- _WRITTEN INSTRUCTION_
Write out the stretch of lines from the one containing "List all visible" through the one containing "section-title: Examination in" as a numbered list, leaving out any blank lines.

- _PROVIDED RECORDS_

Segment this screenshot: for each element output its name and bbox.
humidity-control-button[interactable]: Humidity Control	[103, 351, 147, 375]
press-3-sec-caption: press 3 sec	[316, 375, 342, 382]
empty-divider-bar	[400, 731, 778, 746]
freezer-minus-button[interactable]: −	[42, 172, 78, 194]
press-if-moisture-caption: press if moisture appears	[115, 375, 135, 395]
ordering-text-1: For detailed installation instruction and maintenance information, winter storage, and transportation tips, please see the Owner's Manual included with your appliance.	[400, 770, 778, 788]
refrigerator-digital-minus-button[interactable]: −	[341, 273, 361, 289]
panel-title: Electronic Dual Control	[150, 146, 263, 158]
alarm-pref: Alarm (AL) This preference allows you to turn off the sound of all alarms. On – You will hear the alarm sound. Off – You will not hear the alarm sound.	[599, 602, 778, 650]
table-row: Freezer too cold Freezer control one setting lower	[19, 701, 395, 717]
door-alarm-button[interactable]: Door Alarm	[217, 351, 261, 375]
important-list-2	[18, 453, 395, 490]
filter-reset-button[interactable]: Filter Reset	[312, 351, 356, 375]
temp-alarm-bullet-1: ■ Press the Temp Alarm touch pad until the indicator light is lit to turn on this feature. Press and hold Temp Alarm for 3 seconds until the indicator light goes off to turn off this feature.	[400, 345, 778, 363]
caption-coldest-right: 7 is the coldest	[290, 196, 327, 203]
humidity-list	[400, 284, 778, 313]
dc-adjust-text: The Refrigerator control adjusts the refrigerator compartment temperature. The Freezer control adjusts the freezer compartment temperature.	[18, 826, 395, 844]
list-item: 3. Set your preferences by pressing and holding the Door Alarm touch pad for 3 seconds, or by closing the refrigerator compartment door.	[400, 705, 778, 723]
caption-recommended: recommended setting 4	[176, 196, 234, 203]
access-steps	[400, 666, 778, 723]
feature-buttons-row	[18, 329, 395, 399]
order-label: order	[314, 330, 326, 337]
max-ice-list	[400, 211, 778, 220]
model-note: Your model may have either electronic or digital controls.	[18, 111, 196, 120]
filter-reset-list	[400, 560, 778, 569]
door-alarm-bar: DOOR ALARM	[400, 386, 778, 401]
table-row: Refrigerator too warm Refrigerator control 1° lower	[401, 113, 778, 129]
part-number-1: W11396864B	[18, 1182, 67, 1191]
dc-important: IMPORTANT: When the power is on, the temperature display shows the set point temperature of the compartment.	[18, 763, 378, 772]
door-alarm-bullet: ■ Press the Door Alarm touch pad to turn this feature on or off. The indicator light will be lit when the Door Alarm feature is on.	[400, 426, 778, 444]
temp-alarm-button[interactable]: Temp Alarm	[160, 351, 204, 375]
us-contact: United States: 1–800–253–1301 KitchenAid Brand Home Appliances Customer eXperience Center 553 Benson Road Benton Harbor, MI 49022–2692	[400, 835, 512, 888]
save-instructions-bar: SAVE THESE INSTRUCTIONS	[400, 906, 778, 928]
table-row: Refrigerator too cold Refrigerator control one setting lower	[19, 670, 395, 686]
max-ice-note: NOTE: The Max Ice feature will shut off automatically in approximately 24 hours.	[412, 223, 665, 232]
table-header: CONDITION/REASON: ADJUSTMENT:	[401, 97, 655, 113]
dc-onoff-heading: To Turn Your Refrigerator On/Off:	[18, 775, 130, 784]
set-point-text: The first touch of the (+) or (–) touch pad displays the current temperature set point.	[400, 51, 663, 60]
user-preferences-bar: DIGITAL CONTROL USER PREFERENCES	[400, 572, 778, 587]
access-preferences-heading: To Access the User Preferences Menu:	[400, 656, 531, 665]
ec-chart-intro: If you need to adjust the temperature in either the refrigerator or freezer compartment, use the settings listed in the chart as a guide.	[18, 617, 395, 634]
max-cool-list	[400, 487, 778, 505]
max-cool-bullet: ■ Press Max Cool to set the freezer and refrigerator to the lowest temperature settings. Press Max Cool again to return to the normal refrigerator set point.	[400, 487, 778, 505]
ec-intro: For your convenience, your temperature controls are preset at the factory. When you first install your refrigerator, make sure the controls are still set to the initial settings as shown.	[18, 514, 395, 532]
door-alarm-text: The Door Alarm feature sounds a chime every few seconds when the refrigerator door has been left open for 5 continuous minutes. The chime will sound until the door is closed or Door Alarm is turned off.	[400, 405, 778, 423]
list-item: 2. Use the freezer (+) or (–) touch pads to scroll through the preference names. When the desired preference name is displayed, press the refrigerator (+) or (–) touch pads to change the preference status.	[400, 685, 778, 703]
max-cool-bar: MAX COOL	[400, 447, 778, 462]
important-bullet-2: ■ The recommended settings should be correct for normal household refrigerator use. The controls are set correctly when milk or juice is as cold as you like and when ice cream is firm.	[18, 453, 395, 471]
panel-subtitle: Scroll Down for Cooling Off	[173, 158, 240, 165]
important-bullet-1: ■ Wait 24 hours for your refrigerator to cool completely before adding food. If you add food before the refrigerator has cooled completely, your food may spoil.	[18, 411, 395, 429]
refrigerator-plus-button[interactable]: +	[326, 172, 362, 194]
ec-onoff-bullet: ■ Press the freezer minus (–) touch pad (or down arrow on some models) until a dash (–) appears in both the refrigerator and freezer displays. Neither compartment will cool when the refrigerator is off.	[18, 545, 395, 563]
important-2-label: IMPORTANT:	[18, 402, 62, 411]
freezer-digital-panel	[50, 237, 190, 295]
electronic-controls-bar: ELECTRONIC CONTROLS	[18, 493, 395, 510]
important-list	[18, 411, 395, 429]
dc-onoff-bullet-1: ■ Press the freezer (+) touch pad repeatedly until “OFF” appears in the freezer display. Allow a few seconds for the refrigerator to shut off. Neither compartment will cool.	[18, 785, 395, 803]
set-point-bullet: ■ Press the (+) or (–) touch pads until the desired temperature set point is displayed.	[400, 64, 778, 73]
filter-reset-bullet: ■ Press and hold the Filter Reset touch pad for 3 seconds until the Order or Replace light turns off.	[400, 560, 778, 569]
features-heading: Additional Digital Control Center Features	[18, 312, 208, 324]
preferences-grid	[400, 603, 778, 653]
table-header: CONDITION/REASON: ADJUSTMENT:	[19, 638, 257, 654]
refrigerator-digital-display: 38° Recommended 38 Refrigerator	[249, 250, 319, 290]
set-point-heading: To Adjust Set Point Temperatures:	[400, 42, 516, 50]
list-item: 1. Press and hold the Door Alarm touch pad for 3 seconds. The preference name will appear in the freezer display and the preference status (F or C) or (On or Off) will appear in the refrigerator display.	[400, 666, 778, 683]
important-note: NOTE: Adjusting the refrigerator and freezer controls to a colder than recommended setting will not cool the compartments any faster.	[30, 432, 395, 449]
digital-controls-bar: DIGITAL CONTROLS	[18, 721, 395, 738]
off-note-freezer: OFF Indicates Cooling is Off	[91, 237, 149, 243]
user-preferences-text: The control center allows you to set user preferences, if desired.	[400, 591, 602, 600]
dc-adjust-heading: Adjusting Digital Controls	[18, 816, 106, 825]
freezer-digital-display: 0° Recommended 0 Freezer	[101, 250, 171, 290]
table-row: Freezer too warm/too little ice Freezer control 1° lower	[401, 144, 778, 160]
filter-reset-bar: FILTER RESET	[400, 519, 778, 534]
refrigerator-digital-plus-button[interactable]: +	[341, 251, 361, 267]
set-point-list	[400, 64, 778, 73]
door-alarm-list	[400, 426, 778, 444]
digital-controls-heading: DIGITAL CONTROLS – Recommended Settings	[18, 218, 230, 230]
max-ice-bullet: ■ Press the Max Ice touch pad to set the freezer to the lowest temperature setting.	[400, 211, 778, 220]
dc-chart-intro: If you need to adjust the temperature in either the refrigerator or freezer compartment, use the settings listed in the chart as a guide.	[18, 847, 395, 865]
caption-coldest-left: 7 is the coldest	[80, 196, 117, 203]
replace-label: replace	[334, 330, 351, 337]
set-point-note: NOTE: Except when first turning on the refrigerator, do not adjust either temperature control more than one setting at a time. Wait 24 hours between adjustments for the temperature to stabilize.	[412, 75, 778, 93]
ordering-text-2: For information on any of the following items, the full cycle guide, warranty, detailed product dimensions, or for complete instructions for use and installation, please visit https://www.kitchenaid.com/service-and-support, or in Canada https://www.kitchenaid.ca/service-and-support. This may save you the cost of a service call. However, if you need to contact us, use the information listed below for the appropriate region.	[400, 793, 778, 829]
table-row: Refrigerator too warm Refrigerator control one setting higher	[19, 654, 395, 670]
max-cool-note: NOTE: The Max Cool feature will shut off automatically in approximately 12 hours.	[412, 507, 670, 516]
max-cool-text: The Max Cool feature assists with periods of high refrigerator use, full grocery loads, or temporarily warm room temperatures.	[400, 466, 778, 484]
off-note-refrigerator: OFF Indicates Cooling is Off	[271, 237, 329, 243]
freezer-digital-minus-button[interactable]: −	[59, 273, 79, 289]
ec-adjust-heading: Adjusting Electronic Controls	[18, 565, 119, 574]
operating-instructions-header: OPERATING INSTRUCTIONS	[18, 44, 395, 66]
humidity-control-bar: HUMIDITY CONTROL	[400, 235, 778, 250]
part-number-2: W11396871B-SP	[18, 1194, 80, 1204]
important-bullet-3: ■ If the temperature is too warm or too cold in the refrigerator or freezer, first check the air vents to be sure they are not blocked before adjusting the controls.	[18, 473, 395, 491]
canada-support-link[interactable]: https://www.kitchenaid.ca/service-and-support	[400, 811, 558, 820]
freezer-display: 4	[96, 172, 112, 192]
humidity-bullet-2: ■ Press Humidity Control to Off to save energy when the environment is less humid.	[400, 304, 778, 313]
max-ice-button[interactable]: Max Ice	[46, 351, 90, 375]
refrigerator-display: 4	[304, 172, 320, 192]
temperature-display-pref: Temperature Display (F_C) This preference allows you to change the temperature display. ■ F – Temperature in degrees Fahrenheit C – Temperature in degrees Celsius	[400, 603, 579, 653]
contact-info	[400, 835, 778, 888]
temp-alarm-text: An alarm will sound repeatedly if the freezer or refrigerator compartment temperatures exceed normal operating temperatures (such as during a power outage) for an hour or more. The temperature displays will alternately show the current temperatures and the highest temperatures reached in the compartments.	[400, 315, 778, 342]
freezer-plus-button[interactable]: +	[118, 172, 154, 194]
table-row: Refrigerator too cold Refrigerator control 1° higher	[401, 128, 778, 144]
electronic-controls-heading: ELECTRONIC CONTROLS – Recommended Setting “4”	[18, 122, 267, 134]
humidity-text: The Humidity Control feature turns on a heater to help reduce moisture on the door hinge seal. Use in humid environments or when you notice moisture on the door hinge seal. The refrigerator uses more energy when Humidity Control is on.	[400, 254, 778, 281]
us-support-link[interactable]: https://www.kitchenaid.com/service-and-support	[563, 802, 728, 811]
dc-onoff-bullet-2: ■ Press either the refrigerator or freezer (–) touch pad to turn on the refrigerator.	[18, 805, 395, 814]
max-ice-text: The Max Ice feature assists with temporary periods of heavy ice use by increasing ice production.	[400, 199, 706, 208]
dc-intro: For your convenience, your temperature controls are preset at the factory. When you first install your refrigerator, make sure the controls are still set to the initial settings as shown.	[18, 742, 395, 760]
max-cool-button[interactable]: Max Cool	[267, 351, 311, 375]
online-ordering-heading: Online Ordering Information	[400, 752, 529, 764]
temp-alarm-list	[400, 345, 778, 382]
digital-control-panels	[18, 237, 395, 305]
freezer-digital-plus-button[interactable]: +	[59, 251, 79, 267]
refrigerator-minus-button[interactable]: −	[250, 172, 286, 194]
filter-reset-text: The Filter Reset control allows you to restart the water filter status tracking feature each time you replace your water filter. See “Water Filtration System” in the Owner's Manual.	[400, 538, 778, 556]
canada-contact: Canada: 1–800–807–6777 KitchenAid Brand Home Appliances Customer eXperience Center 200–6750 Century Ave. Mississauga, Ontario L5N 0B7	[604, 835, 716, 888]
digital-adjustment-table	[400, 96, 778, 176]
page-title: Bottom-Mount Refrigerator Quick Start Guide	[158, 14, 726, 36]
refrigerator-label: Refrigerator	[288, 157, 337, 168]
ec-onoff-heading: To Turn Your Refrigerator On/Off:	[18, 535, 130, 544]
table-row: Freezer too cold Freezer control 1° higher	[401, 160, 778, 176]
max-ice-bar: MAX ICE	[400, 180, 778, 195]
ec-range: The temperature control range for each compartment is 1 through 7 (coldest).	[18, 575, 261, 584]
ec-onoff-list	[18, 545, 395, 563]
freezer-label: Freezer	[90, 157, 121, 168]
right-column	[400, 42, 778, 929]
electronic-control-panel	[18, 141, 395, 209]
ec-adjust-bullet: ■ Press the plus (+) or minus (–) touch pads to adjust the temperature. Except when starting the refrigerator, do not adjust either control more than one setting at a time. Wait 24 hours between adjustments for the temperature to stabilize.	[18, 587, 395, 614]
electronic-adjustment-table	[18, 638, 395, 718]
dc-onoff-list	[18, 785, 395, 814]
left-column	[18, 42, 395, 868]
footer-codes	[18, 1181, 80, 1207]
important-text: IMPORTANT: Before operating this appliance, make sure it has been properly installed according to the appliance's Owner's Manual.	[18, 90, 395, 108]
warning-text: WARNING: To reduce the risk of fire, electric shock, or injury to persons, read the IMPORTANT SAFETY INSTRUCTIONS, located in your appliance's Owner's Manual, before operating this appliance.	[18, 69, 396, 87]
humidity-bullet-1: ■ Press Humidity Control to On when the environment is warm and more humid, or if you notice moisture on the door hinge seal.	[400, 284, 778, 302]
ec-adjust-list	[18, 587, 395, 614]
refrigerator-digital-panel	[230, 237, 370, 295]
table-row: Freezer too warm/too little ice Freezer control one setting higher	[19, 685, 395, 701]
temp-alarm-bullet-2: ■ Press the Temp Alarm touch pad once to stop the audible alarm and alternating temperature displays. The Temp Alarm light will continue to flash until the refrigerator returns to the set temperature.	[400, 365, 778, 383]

==

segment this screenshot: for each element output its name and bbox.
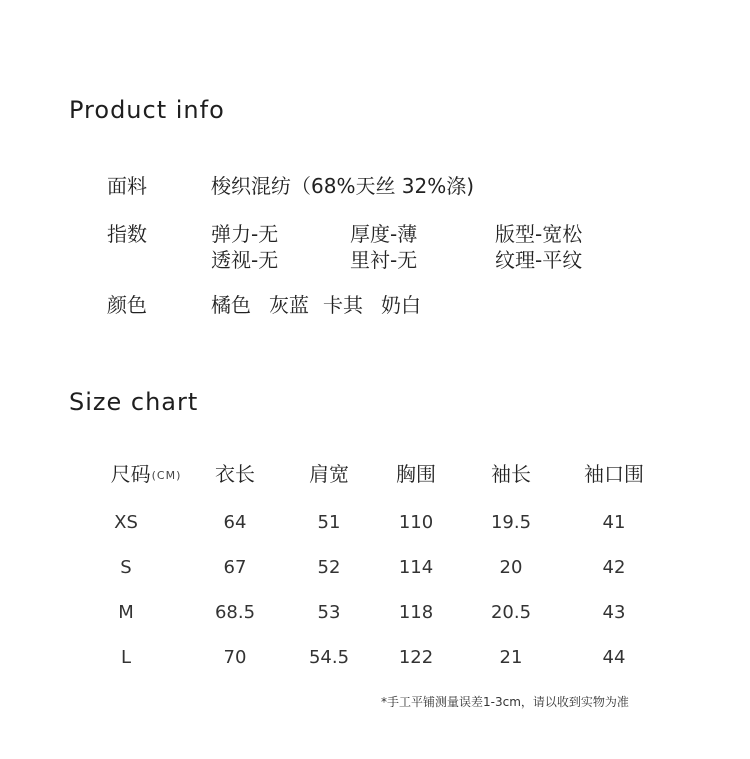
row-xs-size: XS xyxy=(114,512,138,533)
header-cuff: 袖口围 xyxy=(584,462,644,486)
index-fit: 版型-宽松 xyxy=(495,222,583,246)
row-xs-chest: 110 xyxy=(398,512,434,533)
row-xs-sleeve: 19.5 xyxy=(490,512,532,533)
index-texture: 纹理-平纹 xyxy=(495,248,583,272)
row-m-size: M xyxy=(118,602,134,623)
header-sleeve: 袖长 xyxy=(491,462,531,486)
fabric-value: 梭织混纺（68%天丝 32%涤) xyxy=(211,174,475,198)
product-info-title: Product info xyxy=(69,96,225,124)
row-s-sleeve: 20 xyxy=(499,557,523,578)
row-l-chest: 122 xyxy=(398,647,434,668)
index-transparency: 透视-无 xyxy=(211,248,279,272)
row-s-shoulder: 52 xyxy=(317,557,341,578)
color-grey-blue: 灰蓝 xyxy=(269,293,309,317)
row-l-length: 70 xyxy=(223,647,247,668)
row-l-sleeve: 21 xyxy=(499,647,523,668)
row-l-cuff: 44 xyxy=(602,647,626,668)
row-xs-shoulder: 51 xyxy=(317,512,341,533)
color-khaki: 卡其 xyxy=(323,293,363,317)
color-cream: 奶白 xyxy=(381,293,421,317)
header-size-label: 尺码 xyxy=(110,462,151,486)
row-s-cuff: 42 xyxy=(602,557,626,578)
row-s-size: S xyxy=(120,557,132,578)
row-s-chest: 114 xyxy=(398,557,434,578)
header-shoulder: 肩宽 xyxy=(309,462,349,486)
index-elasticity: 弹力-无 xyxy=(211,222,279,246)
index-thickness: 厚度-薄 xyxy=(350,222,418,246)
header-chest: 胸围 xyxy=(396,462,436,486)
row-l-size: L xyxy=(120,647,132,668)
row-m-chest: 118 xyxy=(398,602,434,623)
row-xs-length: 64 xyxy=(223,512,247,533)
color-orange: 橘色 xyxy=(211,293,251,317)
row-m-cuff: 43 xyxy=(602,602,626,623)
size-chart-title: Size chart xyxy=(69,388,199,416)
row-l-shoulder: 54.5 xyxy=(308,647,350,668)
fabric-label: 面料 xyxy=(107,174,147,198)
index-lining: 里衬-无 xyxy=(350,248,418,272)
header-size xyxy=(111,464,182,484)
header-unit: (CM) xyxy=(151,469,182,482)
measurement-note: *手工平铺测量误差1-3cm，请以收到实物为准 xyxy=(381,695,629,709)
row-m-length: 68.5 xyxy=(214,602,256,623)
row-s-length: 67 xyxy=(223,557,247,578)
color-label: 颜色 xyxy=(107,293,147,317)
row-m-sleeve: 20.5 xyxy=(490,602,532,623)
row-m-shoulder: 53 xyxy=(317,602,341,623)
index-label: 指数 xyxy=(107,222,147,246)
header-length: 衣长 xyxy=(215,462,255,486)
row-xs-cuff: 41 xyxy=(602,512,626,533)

---

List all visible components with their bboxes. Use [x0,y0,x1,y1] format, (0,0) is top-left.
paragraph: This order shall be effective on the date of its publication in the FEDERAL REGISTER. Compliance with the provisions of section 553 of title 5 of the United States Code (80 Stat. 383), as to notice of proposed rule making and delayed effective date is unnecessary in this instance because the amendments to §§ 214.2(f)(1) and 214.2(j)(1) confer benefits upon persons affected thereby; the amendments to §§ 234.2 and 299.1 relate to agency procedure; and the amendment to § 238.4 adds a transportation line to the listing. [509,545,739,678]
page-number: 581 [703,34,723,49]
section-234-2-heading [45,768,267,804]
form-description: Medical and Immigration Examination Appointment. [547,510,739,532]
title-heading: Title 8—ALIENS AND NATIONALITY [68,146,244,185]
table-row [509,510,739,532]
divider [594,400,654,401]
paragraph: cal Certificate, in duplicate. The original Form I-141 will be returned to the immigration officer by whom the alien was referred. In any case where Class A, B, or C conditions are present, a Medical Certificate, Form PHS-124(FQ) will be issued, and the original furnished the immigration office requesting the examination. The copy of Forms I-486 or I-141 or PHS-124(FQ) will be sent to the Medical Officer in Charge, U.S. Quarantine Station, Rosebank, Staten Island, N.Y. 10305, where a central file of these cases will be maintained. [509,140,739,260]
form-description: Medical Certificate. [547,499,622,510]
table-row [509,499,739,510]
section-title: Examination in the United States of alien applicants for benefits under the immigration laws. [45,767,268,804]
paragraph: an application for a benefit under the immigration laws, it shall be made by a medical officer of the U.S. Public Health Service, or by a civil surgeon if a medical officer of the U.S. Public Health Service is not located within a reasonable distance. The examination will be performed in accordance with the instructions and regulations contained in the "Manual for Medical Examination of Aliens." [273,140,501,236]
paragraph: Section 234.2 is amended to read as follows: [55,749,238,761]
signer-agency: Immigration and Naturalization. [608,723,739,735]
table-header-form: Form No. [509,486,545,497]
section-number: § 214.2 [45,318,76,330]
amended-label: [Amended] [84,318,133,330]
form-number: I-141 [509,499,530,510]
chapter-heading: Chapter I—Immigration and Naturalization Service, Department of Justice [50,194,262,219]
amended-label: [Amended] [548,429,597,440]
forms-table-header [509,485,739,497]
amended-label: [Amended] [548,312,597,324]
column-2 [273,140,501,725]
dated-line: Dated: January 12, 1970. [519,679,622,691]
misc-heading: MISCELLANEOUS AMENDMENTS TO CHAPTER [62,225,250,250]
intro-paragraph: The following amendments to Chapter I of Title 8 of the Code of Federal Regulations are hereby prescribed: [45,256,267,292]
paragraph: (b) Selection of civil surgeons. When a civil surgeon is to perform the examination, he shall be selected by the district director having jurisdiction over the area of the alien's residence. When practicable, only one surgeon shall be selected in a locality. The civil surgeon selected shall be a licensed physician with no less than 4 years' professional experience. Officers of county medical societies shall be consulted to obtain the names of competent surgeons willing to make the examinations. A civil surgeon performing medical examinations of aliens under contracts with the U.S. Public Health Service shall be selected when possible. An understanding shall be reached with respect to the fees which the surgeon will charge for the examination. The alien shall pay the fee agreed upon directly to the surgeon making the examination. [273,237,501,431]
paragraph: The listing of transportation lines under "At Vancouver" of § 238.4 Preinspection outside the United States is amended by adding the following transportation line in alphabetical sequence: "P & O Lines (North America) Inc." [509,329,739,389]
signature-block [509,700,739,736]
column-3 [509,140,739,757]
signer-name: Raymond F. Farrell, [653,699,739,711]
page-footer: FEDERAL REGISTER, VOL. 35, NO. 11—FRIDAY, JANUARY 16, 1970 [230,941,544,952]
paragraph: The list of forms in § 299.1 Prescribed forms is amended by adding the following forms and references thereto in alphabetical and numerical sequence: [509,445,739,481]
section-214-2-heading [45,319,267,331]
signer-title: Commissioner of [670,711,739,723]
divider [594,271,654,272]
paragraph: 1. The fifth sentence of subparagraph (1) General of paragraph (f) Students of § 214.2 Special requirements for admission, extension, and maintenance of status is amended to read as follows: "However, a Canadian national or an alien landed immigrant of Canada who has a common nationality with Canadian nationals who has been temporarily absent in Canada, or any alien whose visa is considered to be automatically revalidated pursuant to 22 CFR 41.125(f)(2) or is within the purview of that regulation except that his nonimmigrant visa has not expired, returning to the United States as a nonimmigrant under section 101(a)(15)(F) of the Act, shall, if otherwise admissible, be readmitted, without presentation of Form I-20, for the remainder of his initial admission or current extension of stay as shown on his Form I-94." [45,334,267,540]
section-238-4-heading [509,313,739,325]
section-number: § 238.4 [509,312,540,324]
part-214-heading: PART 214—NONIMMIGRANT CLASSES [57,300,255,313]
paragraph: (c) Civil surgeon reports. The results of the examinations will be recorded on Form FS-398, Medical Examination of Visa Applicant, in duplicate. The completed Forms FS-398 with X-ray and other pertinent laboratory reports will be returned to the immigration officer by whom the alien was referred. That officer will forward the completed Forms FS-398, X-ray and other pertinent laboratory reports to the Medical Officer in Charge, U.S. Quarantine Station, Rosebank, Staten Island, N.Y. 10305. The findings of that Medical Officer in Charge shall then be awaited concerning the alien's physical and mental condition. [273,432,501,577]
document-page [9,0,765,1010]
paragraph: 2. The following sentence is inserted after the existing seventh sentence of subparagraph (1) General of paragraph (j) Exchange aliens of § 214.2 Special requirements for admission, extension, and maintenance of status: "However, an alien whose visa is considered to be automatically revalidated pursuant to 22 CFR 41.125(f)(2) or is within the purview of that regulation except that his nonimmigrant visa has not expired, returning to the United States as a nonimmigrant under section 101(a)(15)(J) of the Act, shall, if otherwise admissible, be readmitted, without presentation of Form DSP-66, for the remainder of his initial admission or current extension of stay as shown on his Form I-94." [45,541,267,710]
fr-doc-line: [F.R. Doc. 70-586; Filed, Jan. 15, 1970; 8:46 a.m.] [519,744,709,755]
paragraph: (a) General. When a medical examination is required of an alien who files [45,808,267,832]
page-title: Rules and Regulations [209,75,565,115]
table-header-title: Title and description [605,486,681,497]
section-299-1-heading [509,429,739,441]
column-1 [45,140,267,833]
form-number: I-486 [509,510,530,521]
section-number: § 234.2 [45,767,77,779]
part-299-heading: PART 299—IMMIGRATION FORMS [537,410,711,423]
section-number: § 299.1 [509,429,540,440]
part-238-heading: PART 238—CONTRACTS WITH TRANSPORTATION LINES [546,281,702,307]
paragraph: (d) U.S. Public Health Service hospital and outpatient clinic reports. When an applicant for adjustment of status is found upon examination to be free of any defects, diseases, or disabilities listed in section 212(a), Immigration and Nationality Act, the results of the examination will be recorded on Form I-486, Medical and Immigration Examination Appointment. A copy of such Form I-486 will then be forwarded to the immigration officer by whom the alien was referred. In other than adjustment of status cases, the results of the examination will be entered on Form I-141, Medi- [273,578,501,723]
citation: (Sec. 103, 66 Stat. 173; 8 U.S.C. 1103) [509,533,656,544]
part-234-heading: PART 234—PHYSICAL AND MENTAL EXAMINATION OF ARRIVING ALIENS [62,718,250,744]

- _EXPECTED OUTPUT_
1. List all visible components with their bboxes. Use [x0,y0,x1,y1] format, (0,0) is top-left.
2. paragraph: This order shall be effective on the date of its publication in the FEDERAL REGISTER. Compliance with the provisions of section 553 of title 5 of the United States Code (80 Stat. 383), as to notice of proposed rule making and delayed effective date is unnecessary in this instance because the amendments to §§ 214.2(f)(1) and 214.2(j)(1) confer benefits upon persons affected thereby; the amendments to §§ 234.2 and 299.1 relate to agency procedure; and the amendment to § 238.4 adds a transportation line to the listing. [509,545,739,678]
3. page-number: 581 [703,34,723,49]
4. section-234-2-heading [45,768,267,804]
5. form-description: Medical and Immigration Examination Appointment. [547,510,739,532]
6. title-heading: Title 8—ALIENS AND NATIONALITY [68,146,244,185]
7. table-row [509,510,739,532]
8. divider [594,400,654,401]
9. paragraph: cal Certificate, in duplicate. The original Form I-141 will be returned to the immigration officer by whom the alien was referred. In any case where Class A, B, or C conditions are present, a Medical Certificate, Form PHS-124(FQ) will be issued, and the original furnished the immigration office requesting the examination. The copy of Forms I-486 or I-141 or PHS-124(FQ) will be sent to the Medical Officer in Charge, U.S. Quarantine Station, Rosebank, Staten Island, N.Y. 10305, where a central file of these cases will be maintained. [509,140,739,260]
10. form-description: Medical Certificate. [547,499,622,510]
11. table-row [509,499,739,510]
12. section-title: Examination in the United States of alien applicants for benefits under the immigration laws. [45,767,268,804]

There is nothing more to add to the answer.